_WRITTEN EXERCISE_
Can you write out all the lines word for word, with no pictures?

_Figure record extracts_
= = = = = = =
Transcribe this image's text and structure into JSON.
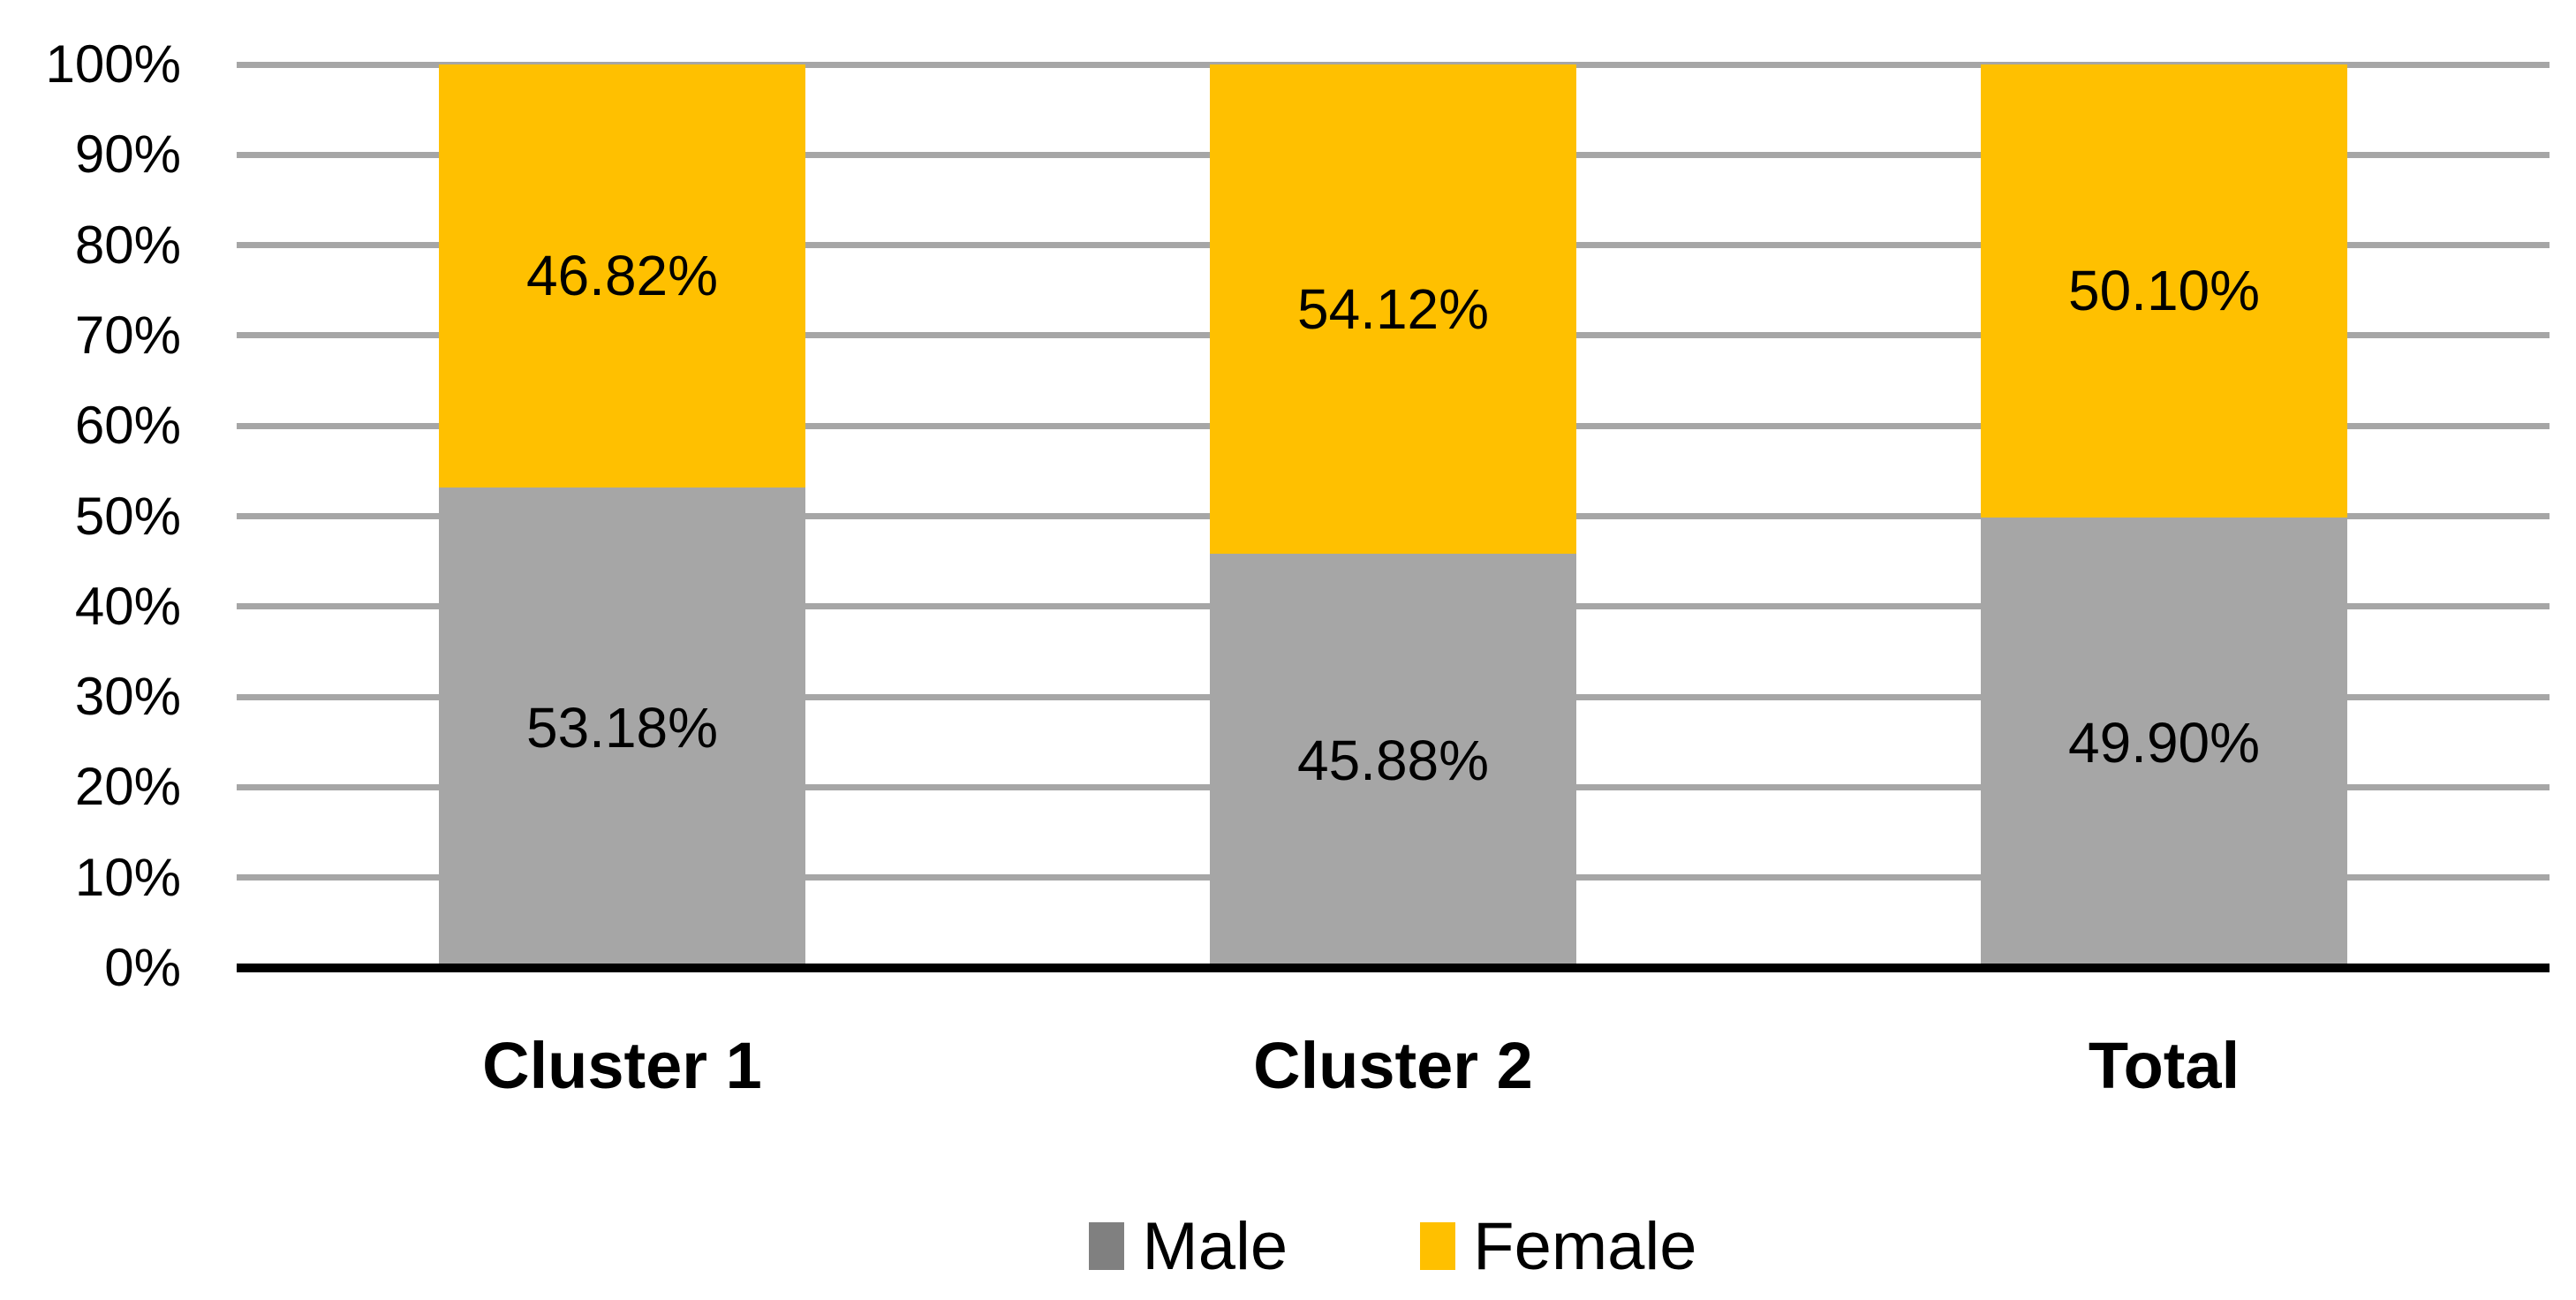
{
  "chart_data": {
    "type": "bar",
    "stacked": true,
    "stacking": "percent",
    "title": "",
    "categories": [
      "Cluster 1",
      "Cluster 2",
      "Total"
    ],
    "series": [
      {
        "name": "Male",
        "values": [
          53.18,
          45.88,
          49.9
        ],
        "labels": [
          "53.18%",
          "45.88%",
          "49.90%"
        ],
        "bar_color": "#A6A6A6",
        "legend_color": "#808080"
      },
      {
        "name": "Female",
        "values": [
          46.82,
          54.12,
          50.1
        ],
        "labels": [
          "46.82%",
          "54.12%",
          "50.10%"
        ],
        "bar_color": "#FFC000",
        "legend_color": "#FFC000"
      }
    ],
    "y_axis": {
      "min": 0,
      "max": 100,
      "step": 10,
      "ticks": [
        "0%",
        "10%",
        "20%",
        "30%",
        "40%",
        "50%",
        "60%",
        "70%",
        "80%",
        "90%",
        "100%"
      ]
    },
    "legend": {
      "position": "bottom",
      "entries": [
        "Male",
        "Female"
      ]
    },
    "grid": true,
    "gridline_color": "#A6A6A6",
    "axis_line_color": "#000000",
    "label_color": "#000000",
    "background": "#FFFFFF"
  }
}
= = = = = = =
_ANSWER TO THIS TASK_
Transcribe this image's text and structure into JSON.
{
  "chart_data": {
    "type": "bar",
    "stacked": true,
    "stacking": "percent",
    "title": "",
    "categories": [
      "Cluster 1",
      "Cluster 2",
      "Total"
    ],
    "series": [
      {
        "name": "Male",
        "values": [
          53.18,
          45.88,
          49.9
        ],
        "labels": [
          "53.18%",
          "45.88%",
          "49.90%"
        ],
        "bar_color": "#A6A6A6",
        "legend_color": "#808080"
      },
      {
        "name": "Female",
        "values": [
          46.82,
          54.12,
          50.1
        ],
        "labels": [
          "46.82%",
          "54.12%",
          "50.10%"
        ],
        "bar_color": "#FFC000",
        "legend_color": "#FFC000"
      }
    ],
    "y_axis": {
      "min": 0,
      "max": 100,
      "step": 10,
      "ticks": [
        "0%",
        "10%",
        "20%",
        "30%",
        "40%",
        "50%",
        "60%",
        "70%",
        "80%",
        "90%",
        "100%"
      ]
    },
    "legend": {
      "position": "bottom",
      "entries": [
        "Male",
        "Female"
      ]
    },
    "grid": true,
    "gridline_color": "#A6A6A6",
    "axis_line_color": "#000000",
    "label_color": "#000000",
    "background": "#FFFFFF"
  }
}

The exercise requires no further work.